# [Task to complete]
Copy each line containing the word "Florida" from the records that follow, please.

——————————

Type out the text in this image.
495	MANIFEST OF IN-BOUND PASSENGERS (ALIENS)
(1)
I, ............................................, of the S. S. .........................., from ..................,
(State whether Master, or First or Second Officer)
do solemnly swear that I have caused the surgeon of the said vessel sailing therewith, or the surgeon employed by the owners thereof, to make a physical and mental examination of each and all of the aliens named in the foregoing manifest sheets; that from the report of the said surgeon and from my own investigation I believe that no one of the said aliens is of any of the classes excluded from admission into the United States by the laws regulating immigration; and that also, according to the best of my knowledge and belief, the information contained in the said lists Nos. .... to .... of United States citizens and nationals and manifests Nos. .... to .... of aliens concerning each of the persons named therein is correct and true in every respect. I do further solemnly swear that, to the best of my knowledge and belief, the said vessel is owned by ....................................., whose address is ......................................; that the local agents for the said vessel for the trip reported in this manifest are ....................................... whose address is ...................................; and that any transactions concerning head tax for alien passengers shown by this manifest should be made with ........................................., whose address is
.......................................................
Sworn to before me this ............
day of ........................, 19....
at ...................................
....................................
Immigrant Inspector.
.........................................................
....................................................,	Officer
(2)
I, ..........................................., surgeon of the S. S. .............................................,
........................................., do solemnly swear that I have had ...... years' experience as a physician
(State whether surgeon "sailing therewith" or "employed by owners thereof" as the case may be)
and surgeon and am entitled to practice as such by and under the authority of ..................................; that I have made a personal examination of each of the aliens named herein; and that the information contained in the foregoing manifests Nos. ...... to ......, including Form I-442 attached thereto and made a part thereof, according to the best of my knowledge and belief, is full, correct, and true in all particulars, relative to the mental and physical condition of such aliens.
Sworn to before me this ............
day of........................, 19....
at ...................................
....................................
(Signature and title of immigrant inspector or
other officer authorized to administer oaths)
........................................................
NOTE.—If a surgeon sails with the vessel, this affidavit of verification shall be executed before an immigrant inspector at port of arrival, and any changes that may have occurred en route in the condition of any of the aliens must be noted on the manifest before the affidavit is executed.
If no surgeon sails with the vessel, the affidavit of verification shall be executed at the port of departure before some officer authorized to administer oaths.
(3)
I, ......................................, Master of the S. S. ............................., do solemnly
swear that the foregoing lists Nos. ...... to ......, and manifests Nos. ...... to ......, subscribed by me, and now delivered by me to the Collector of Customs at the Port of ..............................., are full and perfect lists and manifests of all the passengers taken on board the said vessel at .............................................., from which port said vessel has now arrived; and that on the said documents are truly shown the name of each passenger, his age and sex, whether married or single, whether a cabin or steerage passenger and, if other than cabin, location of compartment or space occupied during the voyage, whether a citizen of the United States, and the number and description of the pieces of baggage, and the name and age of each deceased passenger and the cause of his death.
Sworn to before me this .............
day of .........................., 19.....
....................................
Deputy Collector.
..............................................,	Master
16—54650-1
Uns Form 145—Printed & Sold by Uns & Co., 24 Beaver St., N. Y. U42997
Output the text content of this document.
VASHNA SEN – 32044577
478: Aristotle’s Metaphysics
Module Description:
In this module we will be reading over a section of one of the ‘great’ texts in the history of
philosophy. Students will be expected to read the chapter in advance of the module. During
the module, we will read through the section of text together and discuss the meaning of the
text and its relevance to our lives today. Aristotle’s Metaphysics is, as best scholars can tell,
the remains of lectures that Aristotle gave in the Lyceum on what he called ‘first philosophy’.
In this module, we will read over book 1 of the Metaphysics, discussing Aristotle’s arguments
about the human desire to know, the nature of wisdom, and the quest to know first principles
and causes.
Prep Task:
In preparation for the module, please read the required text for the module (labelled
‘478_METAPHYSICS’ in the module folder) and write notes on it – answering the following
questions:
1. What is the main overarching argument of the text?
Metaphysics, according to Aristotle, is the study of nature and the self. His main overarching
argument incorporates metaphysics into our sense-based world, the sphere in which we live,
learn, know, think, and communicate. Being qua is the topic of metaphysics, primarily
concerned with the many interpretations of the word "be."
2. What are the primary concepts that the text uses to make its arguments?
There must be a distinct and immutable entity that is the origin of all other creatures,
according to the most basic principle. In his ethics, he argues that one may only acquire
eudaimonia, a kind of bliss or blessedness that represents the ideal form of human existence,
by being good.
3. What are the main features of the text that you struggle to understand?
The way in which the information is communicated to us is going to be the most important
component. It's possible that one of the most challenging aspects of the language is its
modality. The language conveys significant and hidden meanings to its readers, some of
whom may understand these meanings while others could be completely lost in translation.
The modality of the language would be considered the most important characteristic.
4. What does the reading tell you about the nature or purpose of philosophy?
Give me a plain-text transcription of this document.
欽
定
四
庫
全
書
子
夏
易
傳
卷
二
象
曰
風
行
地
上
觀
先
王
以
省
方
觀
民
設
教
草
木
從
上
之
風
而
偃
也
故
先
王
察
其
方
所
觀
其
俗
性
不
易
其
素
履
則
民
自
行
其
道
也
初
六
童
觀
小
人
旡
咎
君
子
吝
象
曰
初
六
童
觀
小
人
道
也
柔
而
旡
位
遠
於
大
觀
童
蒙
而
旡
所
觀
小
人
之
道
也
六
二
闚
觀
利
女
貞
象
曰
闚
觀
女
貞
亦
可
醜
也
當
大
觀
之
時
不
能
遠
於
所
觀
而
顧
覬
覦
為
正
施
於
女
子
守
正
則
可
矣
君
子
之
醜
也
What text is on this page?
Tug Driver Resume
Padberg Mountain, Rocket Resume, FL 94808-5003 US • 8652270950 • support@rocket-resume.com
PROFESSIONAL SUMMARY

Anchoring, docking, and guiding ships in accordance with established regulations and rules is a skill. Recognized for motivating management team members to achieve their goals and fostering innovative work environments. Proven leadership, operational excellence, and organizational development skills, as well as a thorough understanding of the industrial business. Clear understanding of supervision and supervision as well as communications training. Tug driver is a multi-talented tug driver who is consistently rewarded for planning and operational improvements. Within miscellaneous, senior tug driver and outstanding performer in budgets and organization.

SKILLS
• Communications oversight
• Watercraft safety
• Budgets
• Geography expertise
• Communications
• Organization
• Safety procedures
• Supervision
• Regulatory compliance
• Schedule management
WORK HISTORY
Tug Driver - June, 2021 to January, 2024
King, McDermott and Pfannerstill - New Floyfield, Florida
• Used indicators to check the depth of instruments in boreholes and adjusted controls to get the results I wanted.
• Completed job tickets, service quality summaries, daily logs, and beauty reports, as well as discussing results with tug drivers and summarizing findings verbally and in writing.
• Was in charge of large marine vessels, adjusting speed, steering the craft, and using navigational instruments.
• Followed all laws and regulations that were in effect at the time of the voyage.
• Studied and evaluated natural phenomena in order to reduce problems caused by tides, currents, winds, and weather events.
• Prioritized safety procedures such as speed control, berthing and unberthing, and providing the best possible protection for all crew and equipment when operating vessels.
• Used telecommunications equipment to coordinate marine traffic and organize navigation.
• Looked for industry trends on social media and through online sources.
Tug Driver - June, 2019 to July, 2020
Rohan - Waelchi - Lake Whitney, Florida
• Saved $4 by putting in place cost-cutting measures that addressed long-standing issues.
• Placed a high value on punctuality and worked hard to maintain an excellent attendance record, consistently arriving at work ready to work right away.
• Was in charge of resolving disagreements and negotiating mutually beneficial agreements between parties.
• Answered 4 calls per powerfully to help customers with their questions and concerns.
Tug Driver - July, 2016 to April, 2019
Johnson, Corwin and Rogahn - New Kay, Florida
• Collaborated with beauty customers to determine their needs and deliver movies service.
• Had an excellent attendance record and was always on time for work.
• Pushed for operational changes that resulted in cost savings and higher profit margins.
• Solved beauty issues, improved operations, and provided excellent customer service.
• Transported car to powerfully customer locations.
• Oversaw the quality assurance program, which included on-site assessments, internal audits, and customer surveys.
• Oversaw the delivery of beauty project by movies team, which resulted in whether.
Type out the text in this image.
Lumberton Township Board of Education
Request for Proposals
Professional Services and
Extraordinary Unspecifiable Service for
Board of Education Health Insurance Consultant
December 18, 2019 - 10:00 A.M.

——————————

# [Exercise answer]
King, McDermott and Pfannerstill - New Floyfield, Florida
Rohan - Waelchi - Lake Whitney, Florida
Johnson, Corwin and Rogahn - New Kay, Florida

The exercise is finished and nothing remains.